--- BEGIN ---
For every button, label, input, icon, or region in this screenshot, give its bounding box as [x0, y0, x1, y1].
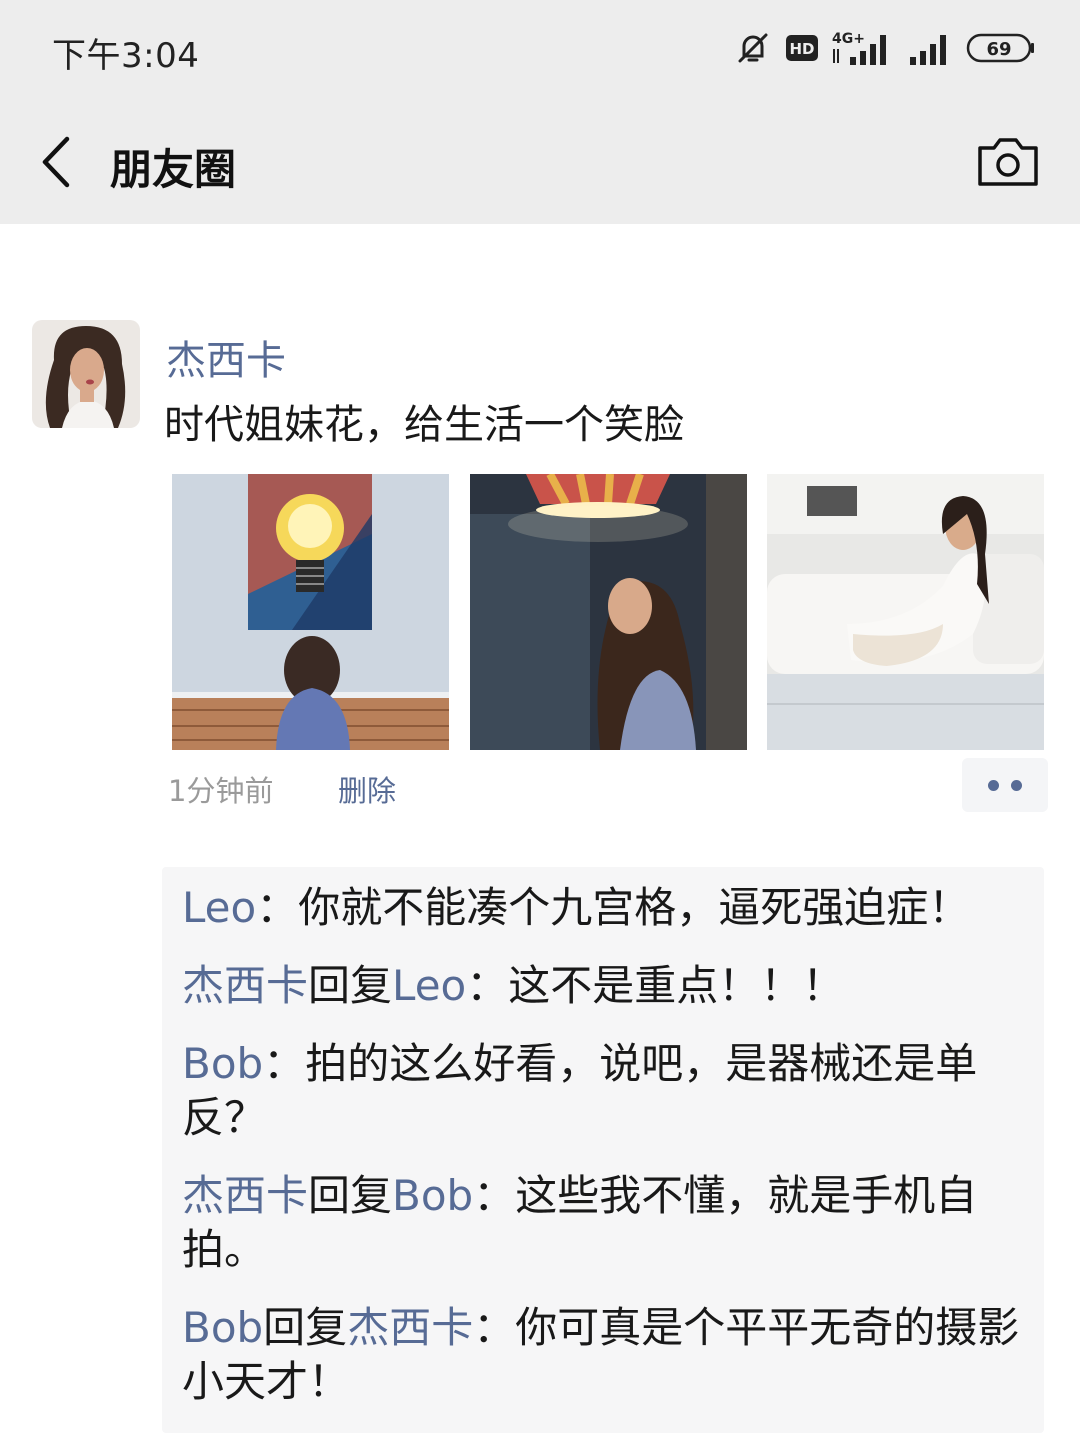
page-title: 朋友圈 — [110, 145, 237, 194]
reply-target-name[interactable]: 杰西卡 — [347, 1303, 473, 1352]
comment-item[interactable]: Leo：你就不能凑个九宫格，逼死强迫症！ — [182, 881, 1020, 935]
moments-post: 杰西卡 时代姐妹花，给生活一个笑脸 1分钟前 删除 Leo：你就不能凑个九宫格，… — [0, 224, 1080, 1452]
author-name[interactable]: 杰西卡 — [166, 328, 286, 386]
hd-badge: HD — [786, 33, 818, 63]
signal-4g-icon: 4G+ — [832, 29, 894, 67]
comment-item[interactable]: 杰西卡回复Bob：这些我不懂，就是手机自拍。 — [182, 1169, 1020, 1277]
comment-item[interactable]: 杰西卡回复Leo：这不是重点！！！ — [182, 959, 1020, 1013]
comment-colon: ： — [473, 1171, 516, 1220]
post-text: 时代姐妹花，给生活一个笑脸 — [164, 402, 684, 448]
status-bar: 下午3:04 HD 4G+ 69 — [0, 0, 1080, 100]
status-time: 下午3:04 — [52, 36, 200, 76]
camera-button[interactable] — [976, 134, 1040, 190]
comment-item[interactable]: Bob：拍的这么好看，说吧，是器械还是单反？ — [182, 1037, 1020, 1145]
comment-colon: ： — [256, 883, 299, 932]
more-dots-icon — [1011, 779, 1022, 791]
bell-muted-icon — [734, 29, 772, 67]
comment-colon: ： — [473, 1303, 516, 1352]
photo-grid — [172, 474, 1044, 750]
reply-word: 回复 — [308, 961, 393, 1010]
reply-word: 回复 — [263, 1303, 348, 1352]
more-button[interactable] — [962, 758, 1048, 812]
comment-list: Leo：你就不能凑个九宫格，逼死强迫症！ 杰西卡回复Leo：这不是重点！！！ B… — [162, 867, 1044, 1433]
camera-icon — [978, 138, 1038, 186]
avatar[interactable] — [32, 320, 140, 428]
photo-woman-lamp[interactable] — [470, 474, 747, 750]
more-dots-icon — [988, 779, 999, 791]
reply-word: 回复 — [308, 1171, 393, 1220]
comment-colon: ： — [466, 961, 509, 1010]
photo-lightbulb-painting[interactable] — [172, 474, 449, 750]
commenter-name[interactable]: 杰西卡 — [182, 961, 308, 1010]
commenter-name[interactable]: Leo — [182, 883, 256, 932]
commenter-name[interactable]: 杰西卡 — [182, 1171, 308, 1220]
comment-text: 这不是重点！！！ — [508, 961, 845, 1010]
comment-text: 你就不能凑个九宫格，逼死强迫症！ — [298, 883, 971, 932]
signal-icon — [908, 29, 952, 67]
comment-colon: ： — [263, 1039, 306, 1088]
battery-icon: 69 — [966, 31, 1036, 65]
hd-text: HD — [789, 40, 814, 58]
commenter-name[interactable]: Bob — [182, 1039, 263, 1088]
post-time: 1分钟前 — [168, 774, 274, 808]
chevron-left-icon — [42, 136, 70, 188]
network-type: 4G+ — [832, 31, 865, 47]
commenter-name[interactable]: Bob — [182, 1303, 263, 1352]
back-button[interactable] — [28, 130, 84, 194]
nav-bar: 朋友圈 — [0, 100, 1080, 224]
comment-item[interactable]: Bob回复杰西卡：你可真是个平平无奇的摄影小天才！ — [182, 1301, 1020, 1409]
status-icons: HD 4G+ 69 — [734, 28, 1036, 68]
battery-level: 69 — [986, 39, 1011, 60]
delete-button[interactable]: 删除 — [338, 768, 396, 810]
photo-woman-sofa[interactable] — [767, 474, 1044, 750]
reply-target-name[interactable]: Bob — [392, 1171, 473, 1220]
post-meta: 1分钟前 删除 — [168, 758, 1048, 814]
reply-target-name[interactable]: Leo — [392, 961, 466, 1010]
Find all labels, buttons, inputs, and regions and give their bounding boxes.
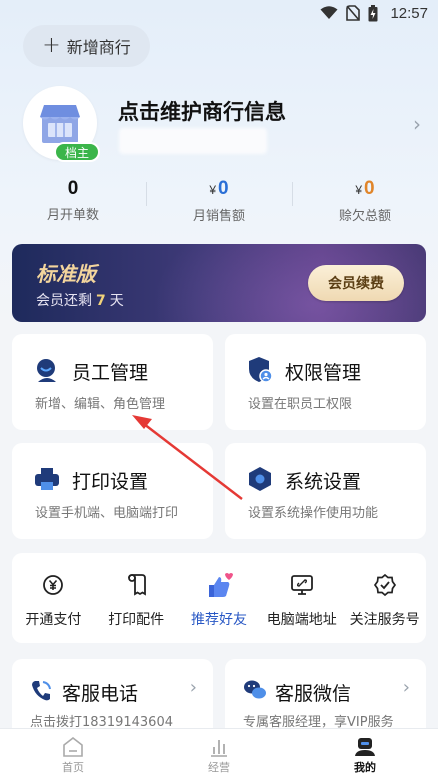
tab-home[interactable]: 首页 <box>0 729 146 780</box>
thumb-heart-icon <box>178 571 261 599</box>
print-settings-card[interactable]: 打印设置 设置手机端、电脑端打印 <box>12 443 213 539</box>
wechat-icon <box>243 679 267 705</box>
stat-credit-value: ¥0 <box>355 178 375 199</box>
customer-service-phone-card[interactable]: 客服电话 › 点击拨打18319143604 <box>12 659 213 739</box>
status-bar: 12:57 <box>0 0 438 26</box>
add-shop-label: 新增商行 <box>66 38 131 57</box>
shield-user-icon <box>247 356 273 388</box>
monitor-link-icon <box>260 571 343 599</box>
payment-icon <box>12 571 95 599</box>
service-wechat-title: 客服微信 <box>275 683 352 705</box>
bottom-tab-bar: 首页 经营 我的 <box>0 728 438 780</box>
shop-title: 点击维护商行信息 <box>118 100 286 124</box>
print-card-title: 打印设置 <box>72 471 149 493</box>
chevron-right-icon: › <box>189 677 197 698</box>
hexagon-gear-icon <box>247 466 273 496</box>
verified-badge-icon <box>343 571 426 599</box>
plus-icon: + <box>42 33 61 58</box>
print-card-desc: 设置手机端、电脑端打印 <box>35 506 179 521</box>
system-settings-card[interactable]: 系统设置 设置系统操作使用功能 <box>225 443 426 539</box>
stat-credit-label: 赊欠总额 <box>338 209 391 224</box>
wifi-icon <box>320 6 338 20</box>
quick-follow-account-label: 关注服务号 <box>349 612 420 628</box>
paper-roll-icon <box>95 571 178 599</box>
service-phone-title: 客服电话 <box>62 683 139 705</box>
printer-icon <box>34 466 60 496</box>
quick-follow-account[interactable]: 关注服务号 <box>343 553 426 643</box>
quick-open-payment-label: 开通支付 <box>25 612 82 628</box>
tab-business[interactable]: 经营 <box>146 729 292 780</box>
permission-card-desc: 设置在职员工权限 <box>248 397 353 412</box>
membership-remain: 会员还剩 7 天 <box>36 293 124 309</box>
membership-banner: 标准版 会员还剩 7 天 会员续费 <box>12 244 426 322</box>
stat-orders-value: 0 <box>67 178 79 199</box>
stat-orders-label: 月开单数 <box>46 208 99 223</box>
home-icon <box>63 737 83 757</box>
phone-icon <box>30 679 52 707</box>
quick-actions: 开通支付 打印配件 推荐好友 电脑端地址 关注服务号 <box>12 553 426 643</box>
renew-membership-button[interactable]: 会员续费 <box>308 265 404 301</box>
stat-sales-value: ¥0 <box>209 178 229 199</box>
quick-recommend-friends[interactable]: 推荐好友 <box>178 553 261 643</box>
tab-mine[interactable]: 我的 <box>292 729 438 780</box>
chevron-right-icon: › <box>402 677 410 698</box>
quick-recommend-friends-label: 推荐好友 <box>190 612 247 628</box>
customer-service-wechat-card[interactable]: 客服微信 › 专属客服经理，享VIP服务 <box>225 659 426 739</box>
stats-row: 0 月开单数 ¥0 月销售额 ¥0 赊欠总额 <box>0 176 438 226</box>
system-card-title: 系统设置 <box>285 471 362 493</box>
permission-card-title: 权限管理 <box>285 362 362 384</box>
stat-sales-label: 月销售额 <box>192 209 245 224</box>
battery-icon <box>368 4 378 22</box>
staff-icon <box>34 358 60 388</box>
quick-open-payment[interactable]: 开通支付 <box>12 553 95 643</box>
system-card-desc: 设置系统操作使用功能 <box>248 506 379 521</box>
membership-tier: 标准版 <box>36 262 96 286</box>
tab-mine-label: 我的 <box>354 761 376 774</box>
tab-home-label: 首页 <box>62 761 84 774</box>
tab-business-label: 经营 <box>208 761 230 774</box>
staff-card-desc: 新增、编辑、角色管理 <box>35 397 166 412</box>
quick-print-accessories[interactable]: 打印配件 <box>95 553 178 643</box>
add-shop-button[interactable]: + 新增商行 <box>23 25 150 67</box>
status-time: 12:57 <box>390 4 428 22</box>
staff-card-title: 员工管理 <box>72 362 149 384</box>
bar-chart-icon <box>211 740 227 757</box>
stat-orders[interactable]: 0 月开单数 <box>0 176 146 226</box>
profile-icon <box>355 738 375 756</box>
shop-subtitle-redacted <box>119 128 267 154</box>
chevron-right-icon: › <box>413 112 421 136</box>
stat-sales[interactable]: ¥0 月销售额 <box>146 176 292 226</box>
permission-management-card[interactable]: 权限管理 设置在职员工权限 <box>225 334 426 430</box>
quick-pc-address[interactable]: 电脑端地址 <box>260 553 343 643</box>
stat-credit[interactable]: ¥0 赊欠总额 <box>292 176 438 226</box>
no-sim-icon <box>346 5 361 21</box>
quick-print-accessories-label: 打印配件 <box>108 612 165 628</box>
storefront-icon <box>40 105 80 143</box>
shop-profile[interactable]: 档主 点击维护商行信息 › <box>23 86 423 166</box>
owner-badge: 档主 <box>54 142 100 162</box>
quick-pc-address-label: 电脑端地址 <box>266 612 337 628</box>
staff-management-card[interactable]: 员工管理 新增、编辑、角色管理 <box>12 334 213 430</box>
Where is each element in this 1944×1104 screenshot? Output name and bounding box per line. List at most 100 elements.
--- END ---
| Exercise instructions |
In the first item, give as a numbered list the lines beginning at the one containing "page-title: 朋友圈 — [110, 145, 237, 194]" and stopping after the one containing "post-text: 时代姐妹花，给生活一个笑脸 —", with both of those lines included and any blank lines left out.

| Solution |
1. page-title: 朋友圈 — [110, 145, 237, 194]
2. reply-target-name[interactable]: 杰西卡 — [347, 1303, 473, 1352]
3. comment-item[interactable]: Leo：你就不能凑个九宫格，逼死强迫症！ — [182, 881, 1020, 935]
4. moments-post: 杰西卡 时代姐妹花，给生活一个笑脸 1分钟前 删除 Leo：你就不能凑个九宫格，… — [0, 224, 1080, 1452]
5. author-name[interactable]: 杰西卡 — [166, 328, 286, 386]
6. hd-badge: HD — [786, 33, 818, 63]
7. signal-4g-icon: 4G+ — [832, 29, 894, 67]
8. comment-item[interactable]: 杰西卡回复Bob：这些我不懂，就是手机自拍。 — [182, 1169, 1020, 1277]
9. comment-item[interactable]: 杰西卡回复Leo：这不是重点！！！ — [182, 959, 1020, 1013]
10. comment-colon: ： — [473, 1171, 516, 1220]
11. post-text: 时代姐妹花，给生活一个笑脸 — [164, 402, 684, 448]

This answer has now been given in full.